Goal: Please rename "bar" to "column" in the material from its first line up to and including the line with "y-tick-label: 1 000 — [19, 324, 46, 338]", and write out those lines again with nothing else changed.

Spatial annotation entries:
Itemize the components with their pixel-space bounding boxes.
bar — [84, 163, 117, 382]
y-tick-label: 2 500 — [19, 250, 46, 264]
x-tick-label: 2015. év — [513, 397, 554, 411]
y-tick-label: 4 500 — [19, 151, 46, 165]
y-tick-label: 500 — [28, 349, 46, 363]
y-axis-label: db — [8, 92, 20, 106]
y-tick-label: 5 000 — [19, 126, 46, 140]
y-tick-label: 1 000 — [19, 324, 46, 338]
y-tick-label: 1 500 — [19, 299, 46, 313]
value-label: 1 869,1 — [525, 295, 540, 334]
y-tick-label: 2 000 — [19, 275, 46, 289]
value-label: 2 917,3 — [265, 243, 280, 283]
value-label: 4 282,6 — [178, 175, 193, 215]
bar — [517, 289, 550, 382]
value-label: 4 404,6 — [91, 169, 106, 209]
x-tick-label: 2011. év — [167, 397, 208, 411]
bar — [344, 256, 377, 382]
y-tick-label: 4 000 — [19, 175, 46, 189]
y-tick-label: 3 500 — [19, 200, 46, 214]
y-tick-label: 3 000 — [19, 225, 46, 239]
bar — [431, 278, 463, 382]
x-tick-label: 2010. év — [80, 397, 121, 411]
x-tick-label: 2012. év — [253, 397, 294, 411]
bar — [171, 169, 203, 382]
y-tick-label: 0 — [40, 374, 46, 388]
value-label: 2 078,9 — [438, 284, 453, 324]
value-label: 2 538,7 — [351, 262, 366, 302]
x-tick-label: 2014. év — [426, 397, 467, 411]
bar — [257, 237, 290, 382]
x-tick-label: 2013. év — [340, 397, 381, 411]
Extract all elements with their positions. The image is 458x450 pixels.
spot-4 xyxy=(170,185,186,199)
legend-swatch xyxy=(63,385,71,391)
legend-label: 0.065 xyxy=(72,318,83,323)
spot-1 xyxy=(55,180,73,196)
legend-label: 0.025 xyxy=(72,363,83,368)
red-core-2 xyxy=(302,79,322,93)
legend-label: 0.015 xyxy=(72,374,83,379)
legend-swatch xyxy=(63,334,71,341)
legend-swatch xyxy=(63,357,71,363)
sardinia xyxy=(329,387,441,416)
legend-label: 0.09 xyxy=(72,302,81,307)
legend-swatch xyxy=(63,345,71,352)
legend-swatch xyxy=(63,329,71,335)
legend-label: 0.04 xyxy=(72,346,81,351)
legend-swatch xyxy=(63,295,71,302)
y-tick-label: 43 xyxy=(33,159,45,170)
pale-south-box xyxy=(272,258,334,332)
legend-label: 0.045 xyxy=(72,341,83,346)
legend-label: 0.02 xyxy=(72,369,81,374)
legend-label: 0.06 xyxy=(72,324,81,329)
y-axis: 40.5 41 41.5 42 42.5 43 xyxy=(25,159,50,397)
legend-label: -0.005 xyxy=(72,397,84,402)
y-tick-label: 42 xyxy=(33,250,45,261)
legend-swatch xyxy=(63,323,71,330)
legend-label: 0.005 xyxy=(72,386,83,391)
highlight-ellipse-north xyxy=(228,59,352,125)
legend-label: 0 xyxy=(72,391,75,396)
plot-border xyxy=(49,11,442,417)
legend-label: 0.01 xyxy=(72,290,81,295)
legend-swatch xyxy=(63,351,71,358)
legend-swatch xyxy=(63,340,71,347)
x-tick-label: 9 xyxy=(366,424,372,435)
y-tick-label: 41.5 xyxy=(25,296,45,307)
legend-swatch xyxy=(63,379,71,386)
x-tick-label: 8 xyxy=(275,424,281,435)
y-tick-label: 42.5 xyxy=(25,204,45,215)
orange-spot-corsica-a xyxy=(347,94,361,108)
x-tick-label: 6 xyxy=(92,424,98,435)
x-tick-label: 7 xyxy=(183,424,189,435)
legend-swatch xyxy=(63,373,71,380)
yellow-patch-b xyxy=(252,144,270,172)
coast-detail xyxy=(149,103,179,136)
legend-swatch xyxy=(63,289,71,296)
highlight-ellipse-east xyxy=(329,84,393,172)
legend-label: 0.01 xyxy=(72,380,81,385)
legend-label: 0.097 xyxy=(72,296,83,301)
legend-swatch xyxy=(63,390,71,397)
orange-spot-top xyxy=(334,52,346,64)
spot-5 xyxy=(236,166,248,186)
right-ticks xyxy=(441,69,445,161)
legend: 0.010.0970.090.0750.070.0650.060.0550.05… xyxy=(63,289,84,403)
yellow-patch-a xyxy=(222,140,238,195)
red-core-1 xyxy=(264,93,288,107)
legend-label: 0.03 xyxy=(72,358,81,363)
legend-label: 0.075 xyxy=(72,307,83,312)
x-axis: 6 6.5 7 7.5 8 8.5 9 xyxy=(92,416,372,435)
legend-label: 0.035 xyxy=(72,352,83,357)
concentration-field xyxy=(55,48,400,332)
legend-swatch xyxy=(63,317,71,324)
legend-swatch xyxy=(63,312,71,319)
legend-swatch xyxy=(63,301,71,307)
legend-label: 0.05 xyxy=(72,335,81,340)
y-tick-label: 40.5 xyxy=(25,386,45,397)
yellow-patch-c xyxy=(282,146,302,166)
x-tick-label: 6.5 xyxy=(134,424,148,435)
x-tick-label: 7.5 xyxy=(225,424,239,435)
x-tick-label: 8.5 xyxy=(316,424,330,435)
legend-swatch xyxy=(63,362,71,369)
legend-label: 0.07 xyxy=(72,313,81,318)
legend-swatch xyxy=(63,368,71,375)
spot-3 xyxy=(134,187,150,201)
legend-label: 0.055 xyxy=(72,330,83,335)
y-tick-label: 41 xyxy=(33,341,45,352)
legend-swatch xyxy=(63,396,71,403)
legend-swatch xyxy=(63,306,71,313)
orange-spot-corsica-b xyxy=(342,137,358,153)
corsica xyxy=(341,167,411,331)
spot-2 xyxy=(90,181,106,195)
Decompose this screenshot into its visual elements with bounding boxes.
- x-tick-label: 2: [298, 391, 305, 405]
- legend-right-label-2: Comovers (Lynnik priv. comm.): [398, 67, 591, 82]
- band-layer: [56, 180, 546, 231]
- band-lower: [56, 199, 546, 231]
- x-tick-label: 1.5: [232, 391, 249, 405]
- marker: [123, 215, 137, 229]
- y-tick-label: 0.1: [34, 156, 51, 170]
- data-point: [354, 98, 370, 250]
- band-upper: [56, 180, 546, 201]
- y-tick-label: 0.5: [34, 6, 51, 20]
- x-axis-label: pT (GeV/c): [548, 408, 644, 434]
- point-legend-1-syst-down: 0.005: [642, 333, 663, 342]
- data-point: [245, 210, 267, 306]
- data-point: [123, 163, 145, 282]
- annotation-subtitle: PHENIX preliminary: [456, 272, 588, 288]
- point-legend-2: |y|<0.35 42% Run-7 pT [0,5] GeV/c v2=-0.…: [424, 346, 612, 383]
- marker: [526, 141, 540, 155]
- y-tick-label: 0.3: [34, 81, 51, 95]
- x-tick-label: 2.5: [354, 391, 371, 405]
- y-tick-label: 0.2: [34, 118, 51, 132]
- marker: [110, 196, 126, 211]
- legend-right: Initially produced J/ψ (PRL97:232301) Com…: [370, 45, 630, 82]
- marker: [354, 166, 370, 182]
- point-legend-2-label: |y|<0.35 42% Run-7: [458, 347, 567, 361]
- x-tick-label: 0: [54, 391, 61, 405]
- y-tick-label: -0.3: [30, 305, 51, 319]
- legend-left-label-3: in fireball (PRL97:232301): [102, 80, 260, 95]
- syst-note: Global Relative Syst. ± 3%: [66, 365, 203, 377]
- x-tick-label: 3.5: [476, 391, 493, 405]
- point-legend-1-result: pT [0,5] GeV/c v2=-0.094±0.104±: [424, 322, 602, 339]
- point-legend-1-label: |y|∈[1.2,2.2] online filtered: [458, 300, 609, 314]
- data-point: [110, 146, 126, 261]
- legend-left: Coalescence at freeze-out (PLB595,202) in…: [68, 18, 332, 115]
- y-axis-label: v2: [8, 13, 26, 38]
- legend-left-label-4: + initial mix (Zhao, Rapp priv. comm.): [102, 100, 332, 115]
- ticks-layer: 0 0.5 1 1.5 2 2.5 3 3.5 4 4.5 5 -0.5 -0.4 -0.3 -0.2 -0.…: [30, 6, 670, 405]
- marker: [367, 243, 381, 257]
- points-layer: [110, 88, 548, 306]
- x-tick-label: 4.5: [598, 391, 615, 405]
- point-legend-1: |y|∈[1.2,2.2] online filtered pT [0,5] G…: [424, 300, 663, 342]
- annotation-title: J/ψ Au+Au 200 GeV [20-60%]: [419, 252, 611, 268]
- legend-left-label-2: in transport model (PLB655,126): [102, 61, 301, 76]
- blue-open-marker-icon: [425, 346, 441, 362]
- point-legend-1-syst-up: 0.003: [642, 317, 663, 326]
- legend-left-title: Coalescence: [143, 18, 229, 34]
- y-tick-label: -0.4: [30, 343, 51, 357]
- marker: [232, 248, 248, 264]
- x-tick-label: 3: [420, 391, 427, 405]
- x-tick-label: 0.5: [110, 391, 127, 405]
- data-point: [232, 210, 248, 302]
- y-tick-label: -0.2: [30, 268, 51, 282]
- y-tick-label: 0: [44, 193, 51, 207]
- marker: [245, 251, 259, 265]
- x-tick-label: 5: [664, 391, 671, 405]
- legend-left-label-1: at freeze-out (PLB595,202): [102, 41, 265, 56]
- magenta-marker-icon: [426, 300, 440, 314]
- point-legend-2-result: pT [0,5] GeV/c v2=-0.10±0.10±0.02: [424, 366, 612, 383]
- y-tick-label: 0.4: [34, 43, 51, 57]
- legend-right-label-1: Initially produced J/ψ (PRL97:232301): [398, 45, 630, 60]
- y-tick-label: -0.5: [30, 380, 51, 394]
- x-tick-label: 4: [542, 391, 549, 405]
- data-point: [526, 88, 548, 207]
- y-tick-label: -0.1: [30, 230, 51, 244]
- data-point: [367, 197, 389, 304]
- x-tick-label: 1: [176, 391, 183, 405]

The reply:
Itemize the components with their pixel-space bounding boxes.
column — [84, 163, 117, 382]
y-tick-label: 2 500 — [19, 250, 46, 264]
x-tick-label: 2015. év — [513, 397, 554, 411]
y-tick-label: 4 500 — [19, 151, 46, 165]
y-tick-label: 500 — [28, 349, 46, 363]
y-axis-label: db — [8, 92, 20, 106]
y-tick-label: 5 000 — [19, 126, 46, 140]
y-tick-label: 1 000 — [19, 324, 46, 338]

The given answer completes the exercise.